BEGIN Material

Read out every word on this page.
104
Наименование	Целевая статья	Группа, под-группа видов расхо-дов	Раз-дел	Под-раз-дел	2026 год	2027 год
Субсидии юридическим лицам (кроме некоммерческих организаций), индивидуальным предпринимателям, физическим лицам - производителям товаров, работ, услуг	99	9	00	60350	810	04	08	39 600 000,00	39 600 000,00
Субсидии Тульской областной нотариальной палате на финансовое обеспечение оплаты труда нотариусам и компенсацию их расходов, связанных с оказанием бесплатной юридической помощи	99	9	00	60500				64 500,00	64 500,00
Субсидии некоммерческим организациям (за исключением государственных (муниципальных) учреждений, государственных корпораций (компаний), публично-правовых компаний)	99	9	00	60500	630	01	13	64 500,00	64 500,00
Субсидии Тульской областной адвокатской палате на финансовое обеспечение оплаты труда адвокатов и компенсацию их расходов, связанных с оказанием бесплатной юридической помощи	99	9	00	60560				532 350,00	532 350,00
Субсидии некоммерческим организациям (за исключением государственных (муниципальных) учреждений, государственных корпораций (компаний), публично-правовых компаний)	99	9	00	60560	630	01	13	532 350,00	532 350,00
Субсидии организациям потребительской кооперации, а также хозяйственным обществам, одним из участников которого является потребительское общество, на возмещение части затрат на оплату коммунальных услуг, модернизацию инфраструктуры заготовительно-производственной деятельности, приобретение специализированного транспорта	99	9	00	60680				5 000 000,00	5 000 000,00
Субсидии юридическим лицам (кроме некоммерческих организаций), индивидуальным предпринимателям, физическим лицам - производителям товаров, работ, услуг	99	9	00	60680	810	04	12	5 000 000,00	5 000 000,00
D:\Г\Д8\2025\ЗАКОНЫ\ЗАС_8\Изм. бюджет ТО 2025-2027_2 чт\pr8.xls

END Material
BEGIN Material

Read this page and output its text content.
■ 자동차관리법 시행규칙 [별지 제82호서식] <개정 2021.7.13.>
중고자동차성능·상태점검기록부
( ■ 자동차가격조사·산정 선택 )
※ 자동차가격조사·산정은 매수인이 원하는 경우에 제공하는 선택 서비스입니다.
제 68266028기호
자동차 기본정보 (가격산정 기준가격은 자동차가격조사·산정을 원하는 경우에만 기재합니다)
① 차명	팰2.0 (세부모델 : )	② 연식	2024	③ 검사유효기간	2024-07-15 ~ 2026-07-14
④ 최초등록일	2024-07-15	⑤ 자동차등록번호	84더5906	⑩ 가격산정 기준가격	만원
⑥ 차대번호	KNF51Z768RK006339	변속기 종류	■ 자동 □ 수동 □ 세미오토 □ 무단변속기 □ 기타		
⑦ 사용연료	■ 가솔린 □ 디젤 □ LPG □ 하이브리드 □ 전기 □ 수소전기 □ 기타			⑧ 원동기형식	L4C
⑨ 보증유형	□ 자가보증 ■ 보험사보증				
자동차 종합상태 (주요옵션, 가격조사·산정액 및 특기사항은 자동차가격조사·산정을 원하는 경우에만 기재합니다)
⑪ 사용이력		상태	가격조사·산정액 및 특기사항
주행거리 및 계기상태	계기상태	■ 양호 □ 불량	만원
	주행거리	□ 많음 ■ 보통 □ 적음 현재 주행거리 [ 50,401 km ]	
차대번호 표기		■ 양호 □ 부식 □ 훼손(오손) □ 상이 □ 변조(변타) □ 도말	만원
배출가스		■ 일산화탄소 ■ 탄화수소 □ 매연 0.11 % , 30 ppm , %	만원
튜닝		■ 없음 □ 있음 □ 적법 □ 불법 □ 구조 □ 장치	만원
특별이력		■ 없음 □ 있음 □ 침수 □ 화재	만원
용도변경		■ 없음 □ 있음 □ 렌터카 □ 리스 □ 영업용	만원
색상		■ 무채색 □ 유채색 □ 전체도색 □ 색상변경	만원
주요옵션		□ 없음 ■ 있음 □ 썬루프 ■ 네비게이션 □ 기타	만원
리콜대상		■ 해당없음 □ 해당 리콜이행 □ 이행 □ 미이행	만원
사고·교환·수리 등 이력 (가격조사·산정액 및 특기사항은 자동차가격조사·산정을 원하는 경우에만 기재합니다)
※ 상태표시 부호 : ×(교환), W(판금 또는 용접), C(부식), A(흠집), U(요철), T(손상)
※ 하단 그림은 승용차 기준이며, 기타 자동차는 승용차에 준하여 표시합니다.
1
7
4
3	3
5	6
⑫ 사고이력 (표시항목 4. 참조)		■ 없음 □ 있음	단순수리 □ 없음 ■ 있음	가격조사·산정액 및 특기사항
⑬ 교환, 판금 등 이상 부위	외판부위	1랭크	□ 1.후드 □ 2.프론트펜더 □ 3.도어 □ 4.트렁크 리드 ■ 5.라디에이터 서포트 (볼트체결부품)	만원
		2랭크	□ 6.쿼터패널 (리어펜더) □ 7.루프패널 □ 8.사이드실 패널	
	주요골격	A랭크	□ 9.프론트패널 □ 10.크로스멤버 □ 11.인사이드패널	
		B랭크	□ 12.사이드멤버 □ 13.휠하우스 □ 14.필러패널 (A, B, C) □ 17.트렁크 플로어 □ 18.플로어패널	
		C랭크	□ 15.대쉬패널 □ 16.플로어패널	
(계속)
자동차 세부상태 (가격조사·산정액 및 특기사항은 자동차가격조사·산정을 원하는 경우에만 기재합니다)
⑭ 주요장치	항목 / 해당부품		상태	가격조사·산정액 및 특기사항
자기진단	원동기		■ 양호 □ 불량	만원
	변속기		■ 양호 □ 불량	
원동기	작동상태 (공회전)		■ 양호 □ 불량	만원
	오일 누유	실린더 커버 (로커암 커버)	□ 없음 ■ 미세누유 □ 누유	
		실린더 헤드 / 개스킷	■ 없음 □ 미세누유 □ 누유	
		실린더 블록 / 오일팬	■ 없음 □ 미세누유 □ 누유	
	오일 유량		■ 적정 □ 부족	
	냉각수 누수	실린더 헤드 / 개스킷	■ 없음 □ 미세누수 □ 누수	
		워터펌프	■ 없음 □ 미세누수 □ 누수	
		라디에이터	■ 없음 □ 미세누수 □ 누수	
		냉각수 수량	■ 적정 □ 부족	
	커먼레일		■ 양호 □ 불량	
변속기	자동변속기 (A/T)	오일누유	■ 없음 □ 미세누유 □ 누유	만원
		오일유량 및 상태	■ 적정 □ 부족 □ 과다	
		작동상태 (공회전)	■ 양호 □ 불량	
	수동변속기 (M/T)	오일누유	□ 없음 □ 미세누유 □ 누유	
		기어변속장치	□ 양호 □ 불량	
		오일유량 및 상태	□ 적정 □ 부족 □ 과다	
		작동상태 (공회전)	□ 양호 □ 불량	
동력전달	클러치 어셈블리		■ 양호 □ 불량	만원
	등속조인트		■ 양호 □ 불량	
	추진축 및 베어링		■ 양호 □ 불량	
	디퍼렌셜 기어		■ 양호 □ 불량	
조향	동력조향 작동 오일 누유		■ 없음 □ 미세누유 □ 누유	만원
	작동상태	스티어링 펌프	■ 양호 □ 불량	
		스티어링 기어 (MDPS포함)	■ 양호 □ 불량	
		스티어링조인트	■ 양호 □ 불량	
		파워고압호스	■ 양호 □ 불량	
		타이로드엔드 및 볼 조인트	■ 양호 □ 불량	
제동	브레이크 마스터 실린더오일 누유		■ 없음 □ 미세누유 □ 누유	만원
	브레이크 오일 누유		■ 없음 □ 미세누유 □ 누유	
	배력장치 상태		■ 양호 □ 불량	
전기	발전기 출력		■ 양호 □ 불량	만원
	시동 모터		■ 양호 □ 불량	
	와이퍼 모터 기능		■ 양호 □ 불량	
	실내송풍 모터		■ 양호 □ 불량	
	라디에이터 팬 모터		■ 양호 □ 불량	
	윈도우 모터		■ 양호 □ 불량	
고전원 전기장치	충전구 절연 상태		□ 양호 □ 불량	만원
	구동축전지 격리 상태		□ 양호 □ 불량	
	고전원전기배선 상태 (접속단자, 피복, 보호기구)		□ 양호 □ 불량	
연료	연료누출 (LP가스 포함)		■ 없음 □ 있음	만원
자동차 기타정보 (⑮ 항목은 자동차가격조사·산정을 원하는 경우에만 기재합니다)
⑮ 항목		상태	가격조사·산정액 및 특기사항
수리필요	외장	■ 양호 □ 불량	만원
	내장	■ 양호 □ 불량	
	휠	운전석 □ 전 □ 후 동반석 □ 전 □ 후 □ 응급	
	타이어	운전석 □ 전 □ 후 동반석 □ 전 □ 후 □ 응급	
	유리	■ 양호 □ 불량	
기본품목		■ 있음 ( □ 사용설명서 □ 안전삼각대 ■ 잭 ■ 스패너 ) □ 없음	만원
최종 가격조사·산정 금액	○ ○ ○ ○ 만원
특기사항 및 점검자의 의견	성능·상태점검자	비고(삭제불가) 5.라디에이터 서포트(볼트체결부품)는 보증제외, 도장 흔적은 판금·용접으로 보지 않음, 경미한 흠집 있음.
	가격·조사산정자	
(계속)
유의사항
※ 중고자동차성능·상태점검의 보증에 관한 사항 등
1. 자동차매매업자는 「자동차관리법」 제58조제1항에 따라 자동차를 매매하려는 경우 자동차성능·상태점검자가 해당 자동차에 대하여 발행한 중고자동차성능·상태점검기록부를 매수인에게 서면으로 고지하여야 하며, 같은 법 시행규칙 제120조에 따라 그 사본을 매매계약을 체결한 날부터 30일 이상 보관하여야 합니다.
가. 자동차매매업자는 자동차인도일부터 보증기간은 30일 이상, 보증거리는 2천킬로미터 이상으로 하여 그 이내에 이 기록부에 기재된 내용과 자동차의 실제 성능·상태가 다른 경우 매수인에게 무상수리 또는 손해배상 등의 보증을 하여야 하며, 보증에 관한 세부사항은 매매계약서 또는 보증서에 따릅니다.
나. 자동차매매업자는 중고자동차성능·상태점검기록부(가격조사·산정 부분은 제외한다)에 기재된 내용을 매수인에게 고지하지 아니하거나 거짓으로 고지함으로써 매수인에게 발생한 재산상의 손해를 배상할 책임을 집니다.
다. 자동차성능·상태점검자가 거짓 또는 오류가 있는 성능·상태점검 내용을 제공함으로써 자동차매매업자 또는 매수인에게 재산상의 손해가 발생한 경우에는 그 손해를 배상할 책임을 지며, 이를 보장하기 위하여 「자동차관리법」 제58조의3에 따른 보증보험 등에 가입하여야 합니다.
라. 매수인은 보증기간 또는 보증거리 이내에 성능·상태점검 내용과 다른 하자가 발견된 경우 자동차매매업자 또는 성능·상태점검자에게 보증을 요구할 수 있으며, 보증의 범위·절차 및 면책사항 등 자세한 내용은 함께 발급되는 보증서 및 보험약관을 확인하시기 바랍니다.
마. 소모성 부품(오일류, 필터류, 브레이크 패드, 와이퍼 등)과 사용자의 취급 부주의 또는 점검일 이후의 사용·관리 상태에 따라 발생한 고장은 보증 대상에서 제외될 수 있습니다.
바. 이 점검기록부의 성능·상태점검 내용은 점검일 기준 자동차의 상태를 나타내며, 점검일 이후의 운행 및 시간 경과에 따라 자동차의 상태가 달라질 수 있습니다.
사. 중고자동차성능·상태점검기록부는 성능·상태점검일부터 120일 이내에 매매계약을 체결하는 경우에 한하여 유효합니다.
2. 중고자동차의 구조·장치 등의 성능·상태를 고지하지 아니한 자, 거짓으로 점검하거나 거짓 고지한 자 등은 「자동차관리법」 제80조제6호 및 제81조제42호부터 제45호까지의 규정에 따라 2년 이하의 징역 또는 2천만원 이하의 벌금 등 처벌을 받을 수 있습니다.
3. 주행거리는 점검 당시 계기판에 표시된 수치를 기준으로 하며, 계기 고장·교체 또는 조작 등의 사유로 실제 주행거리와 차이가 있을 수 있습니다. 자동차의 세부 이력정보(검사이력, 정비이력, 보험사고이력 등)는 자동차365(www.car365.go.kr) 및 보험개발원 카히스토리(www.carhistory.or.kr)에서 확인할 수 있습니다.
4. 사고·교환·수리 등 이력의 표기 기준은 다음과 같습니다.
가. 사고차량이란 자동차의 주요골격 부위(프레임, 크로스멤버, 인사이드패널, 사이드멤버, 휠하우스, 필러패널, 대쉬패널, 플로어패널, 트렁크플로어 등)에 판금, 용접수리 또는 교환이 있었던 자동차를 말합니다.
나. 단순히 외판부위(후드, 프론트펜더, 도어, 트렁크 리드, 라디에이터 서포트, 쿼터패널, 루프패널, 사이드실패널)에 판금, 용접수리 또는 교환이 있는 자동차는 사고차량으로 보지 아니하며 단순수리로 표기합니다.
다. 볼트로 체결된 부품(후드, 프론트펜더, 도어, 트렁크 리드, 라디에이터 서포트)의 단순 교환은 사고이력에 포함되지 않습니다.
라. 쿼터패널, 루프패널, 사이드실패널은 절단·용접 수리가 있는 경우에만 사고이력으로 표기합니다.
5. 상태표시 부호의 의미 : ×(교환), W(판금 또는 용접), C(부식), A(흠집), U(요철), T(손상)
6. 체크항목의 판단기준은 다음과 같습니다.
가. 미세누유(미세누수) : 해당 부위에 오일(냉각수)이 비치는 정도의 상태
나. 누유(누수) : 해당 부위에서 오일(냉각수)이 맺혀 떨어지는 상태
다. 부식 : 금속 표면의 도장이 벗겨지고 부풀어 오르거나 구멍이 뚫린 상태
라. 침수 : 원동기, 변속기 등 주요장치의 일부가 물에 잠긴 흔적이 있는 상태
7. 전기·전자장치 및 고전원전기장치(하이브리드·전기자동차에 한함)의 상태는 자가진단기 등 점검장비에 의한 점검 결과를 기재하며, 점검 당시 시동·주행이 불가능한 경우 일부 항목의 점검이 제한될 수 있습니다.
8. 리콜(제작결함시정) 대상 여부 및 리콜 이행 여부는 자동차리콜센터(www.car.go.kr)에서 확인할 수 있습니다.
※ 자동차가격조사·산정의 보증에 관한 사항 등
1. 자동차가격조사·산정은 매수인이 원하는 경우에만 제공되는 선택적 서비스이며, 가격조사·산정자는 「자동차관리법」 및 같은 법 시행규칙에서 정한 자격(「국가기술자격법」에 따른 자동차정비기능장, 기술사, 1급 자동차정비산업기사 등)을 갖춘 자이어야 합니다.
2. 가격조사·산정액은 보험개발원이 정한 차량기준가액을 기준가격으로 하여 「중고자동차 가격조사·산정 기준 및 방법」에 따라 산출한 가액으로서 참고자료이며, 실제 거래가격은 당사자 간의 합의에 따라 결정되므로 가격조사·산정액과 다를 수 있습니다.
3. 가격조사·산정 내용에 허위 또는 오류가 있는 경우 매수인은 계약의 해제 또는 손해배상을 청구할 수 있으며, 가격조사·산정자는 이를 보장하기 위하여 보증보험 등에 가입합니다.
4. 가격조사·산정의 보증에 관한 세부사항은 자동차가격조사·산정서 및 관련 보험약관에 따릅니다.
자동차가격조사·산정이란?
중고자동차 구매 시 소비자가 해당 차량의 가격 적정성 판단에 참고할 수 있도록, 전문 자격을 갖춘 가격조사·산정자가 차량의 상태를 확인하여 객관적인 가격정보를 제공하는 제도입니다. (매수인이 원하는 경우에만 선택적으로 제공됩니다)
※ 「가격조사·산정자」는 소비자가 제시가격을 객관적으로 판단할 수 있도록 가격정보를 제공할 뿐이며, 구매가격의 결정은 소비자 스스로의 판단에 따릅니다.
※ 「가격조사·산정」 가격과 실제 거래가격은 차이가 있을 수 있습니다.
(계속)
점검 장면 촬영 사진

END Material

Show the lines of the data that hold the word "루프패널".

		2랭크	□ 6.쿼터패널 (리어펜더) □ 7.루프패널 □ 8.사이드실 패널	
나. 단순히 외판부위(후드, 프론트펜더, 도어, 트렁크 리드, 라디에이터 서포트, 쿼터패널, 루프패널, 사이드실패널)에 판금, 용접수리 또는 교환이 있는 자동차는 사고차량으로 보지 아니하며 단순수리로 표기합니다.
라. 쿼터패널, 루프패널, 사이드실패널은 절단·용접 수리가 있는 경우에만 사고이력으로 표기합니다.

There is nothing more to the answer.